### Stated task
Among the lines below, list those containing the string "поселение".

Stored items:
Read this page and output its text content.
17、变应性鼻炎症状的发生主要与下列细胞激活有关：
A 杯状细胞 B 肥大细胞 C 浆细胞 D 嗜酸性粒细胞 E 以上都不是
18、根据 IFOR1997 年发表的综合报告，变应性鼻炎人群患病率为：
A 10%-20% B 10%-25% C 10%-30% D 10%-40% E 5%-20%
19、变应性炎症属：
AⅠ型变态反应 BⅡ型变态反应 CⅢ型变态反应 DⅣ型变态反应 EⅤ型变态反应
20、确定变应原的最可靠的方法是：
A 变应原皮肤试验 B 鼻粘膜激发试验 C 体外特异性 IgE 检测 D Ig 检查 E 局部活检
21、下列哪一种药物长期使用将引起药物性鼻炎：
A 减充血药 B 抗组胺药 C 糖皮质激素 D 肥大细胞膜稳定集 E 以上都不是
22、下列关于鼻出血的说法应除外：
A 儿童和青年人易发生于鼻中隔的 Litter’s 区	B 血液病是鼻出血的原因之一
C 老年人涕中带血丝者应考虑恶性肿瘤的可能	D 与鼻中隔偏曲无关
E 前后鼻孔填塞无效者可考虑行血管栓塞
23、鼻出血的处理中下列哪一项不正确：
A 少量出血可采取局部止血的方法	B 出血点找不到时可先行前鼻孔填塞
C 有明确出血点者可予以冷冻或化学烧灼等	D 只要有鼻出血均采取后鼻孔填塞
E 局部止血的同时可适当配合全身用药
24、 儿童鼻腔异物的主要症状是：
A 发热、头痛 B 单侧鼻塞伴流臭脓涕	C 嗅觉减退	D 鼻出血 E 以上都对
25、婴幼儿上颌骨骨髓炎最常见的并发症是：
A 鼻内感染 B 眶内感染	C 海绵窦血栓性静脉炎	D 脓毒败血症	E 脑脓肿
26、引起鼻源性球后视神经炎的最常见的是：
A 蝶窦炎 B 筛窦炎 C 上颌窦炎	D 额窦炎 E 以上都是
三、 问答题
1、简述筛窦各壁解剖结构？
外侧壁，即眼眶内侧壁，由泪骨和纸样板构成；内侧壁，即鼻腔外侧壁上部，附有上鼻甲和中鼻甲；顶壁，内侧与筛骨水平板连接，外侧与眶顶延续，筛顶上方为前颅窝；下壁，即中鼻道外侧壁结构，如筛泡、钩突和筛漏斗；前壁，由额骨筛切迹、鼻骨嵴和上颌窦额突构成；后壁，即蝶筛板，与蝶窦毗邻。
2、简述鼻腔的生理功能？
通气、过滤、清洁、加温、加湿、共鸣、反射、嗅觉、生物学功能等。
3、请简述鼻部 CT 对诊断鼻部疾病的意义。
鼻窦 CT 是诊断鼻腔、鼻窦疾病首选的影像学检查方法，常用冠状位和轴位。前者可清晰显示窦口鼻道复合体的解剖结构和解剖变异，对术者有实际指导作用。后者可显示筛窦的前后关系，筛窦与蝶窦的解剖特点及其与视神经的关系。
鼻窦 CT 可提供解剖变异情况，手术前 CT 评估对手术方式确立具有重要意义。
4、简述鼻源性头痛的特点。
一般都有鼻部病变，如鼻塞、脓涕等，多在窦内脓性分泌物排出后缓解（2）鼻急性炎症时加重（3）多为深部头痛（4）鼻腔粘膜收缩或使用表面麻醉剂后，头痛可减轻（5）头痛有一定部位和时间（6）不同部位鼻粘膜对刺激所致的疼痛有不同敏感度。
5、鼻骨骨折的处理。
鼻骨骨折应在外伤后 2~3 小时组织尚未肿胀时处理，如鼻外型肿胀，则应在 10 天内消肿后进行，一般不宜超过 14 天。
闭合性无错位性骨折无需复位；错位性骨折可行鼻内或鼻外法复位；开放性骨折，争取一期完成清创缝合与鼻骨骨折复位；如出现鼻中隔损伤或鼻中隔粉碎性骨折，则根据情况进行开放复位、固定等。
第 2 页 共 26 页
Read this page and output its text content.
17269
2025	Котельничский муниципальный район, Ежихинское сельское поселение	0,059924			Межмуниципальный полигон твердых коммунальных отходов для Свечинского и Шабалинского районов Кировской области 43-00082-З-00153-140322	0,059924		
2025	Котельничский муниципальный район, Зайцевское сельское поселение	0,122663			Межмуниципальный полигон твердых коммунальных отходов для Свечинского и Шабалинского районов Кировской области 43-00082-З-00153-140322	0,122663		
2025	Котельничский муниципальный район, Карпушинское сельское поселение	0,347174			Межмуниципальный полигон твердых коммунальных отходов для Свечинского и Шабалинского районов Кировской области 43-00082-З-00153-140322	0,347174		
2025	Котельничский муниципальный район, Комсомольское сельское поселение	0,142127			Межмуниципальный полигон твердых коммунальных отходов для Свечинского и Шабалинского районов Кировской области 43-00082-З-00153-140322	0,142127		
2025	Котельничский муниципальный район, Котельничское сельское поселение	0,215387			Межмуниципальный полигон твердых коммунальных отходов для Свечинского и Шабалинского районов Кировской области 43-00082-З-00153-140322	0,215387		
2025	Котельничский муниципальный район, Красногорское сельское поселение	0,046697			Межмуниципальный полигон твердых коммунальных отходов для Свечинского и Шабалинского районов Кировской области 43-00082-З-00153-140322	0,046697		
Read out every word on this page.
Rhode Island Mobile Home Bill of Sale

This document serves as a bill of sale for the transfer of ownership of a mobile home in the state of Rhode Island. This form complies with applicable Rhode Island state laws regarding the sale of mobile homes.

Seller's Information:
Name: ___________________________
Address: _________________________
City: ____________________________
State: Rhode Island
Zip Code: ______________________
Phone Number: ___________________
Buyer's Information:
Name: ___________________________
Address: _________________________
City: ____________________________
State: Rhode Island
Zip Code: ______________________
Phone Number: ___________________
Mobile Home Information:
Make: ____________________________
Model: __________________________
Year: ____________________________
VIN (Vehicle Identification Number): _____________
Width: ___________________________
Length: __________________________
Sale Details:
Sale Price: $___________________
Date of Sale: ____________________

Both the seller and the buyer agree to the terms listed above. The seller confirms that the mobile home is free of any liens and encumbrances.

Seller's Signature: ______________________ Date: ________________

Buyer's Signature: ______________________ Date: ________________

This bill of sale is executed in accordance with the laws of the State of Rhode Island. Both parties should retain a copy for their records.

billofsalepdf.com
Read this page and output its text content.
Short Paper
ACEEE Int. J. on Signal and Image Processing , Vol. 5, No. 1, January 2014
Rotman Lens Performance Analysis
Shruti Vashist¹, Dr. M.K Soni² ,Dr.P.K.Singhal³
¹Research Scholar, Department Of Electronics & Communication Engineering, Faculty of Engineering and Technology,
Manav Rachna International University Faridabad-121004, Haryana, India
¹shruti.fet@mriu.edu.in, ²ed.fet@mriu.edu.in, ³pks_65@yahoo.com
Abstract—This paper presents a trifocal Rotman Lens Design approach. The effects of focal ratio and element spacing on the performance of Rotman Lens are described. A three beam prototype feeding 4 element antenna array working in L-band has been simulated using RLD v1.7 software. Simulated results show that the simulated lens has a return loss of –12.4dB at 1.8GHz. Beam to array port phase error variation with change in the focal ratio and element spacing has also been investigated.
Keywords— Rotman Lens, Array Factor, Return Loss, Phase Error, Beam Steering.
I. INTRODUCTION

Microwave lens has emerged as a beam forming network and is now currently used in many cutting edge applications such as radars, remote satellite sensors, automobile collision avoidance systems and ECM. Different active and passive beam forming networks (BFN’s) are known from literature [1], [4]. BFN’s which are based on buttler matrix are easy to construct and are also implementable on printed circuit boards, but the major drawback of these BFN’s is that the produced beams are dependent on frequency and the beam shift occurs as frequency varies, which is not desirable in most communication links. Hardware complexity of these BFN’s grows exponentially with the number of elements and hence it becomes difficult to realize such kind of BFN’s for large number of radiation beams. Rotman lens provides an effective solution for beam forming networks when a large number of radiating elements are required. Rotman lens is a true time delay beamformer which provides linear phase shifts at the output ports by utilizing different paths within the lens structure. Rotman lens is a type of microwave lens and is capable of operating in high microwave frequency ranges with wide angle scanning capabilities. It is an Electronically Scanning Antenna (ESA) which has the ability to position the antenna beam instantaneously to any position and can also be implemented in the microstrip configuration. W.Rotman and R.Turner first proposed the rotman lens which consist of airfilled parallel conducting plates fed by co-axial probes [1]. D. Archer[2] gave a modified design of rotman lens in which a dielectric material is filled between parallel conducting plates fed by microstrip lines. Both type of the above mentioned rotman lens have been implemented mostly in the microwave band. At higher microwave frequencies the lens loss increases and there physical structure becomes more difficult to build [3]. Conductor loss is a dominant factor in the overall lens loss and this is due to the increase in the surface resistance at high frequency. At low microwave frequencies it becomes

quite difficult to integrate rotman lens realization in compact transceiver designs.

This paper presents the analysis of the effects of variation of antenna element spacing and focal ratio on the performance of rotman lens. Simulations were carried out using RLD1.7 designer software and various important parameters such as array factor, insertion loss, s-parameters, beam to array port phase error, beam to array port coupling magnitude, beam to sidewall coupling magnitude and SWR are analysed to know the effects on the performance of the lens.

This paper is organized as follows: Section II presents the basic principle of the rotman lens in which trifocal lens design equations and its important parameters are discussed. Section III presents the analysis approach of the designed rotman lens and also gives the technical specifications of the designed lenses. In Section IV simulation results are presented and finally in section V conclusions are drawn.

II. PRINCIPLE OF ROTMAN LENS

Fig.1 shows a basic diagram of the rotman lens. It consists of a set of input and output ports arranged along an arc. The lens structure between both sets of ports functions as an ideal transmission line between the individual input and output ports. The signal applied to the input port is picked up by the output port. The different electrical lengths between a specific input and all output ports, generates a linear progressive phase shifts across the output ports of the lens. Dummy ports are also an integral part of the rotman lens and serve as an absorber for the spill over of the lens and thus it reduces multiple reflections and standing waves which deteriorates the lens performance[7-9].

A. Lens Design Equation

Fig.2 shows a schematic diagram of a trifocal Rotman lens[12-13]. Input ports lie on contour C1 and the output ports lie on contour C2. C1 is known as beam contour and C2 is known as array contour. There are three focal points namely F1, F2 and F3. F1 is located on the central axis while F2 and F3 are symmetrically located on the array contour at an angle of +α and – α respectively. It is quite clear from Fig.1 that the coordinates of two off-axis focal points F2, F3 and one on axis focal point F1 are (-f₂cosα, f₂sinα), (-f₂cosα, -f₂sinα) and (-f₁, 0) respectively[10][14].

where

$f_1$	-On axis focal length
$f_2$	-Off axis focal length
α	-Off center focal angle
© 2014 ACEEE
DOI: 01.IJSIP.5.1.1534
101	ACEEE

### Solution to this exercise
2025	Котельничский муниципальный район, Ежихинское сельское поселение	0,059924			Межмуниципальный полигон твердых коммунальных отходов для Свечинского и Шабалинского районов Кировской области 43-00082-З-00153-140322	0,059924		
2025	Котельничский муниципальный район, Зайцевское сельское поселение	0,122663			Межмуниципальный полигон твердых коммунальных отходов для Свечинского и Шабалинского районов Кировской области 43-00082-З-00153-140322	0,122663		
2025	Котельничский муниципальный район, Карпушинское сельское поселение	0,347174			Межмуниципальный полигон твердых коммунальных отходов для Свечинского и Шабалинского районов Кировской области 43-00082-З-00153-140322	0,347174		
2025	Котельничский муниципальный район, Комсомольское сельское поселение	0,142127			Межмуниципальный полигон твердых коммунальных отходов для Свечинского и Шабалинского районов Кировской области 43-00082-З-00153-140322	0,142127		
2025	Котельничский муниципальный район, Котельничское сельское поселение	0,215387			Межмуниципальный полигон твердых коммунальных отходов для Свечинского и Шабалинского районов Кировской области 43-00082-З-00153-140322	0,215387		
2025	Котельничский муниципальный район, Красногорское сельское поселение	0,046697			Межмуниципальный полигон твердых коммунальных отходов для Свечинского и Шабалинского районов Кировской области 43-00082-З-00153-140322	0,046697		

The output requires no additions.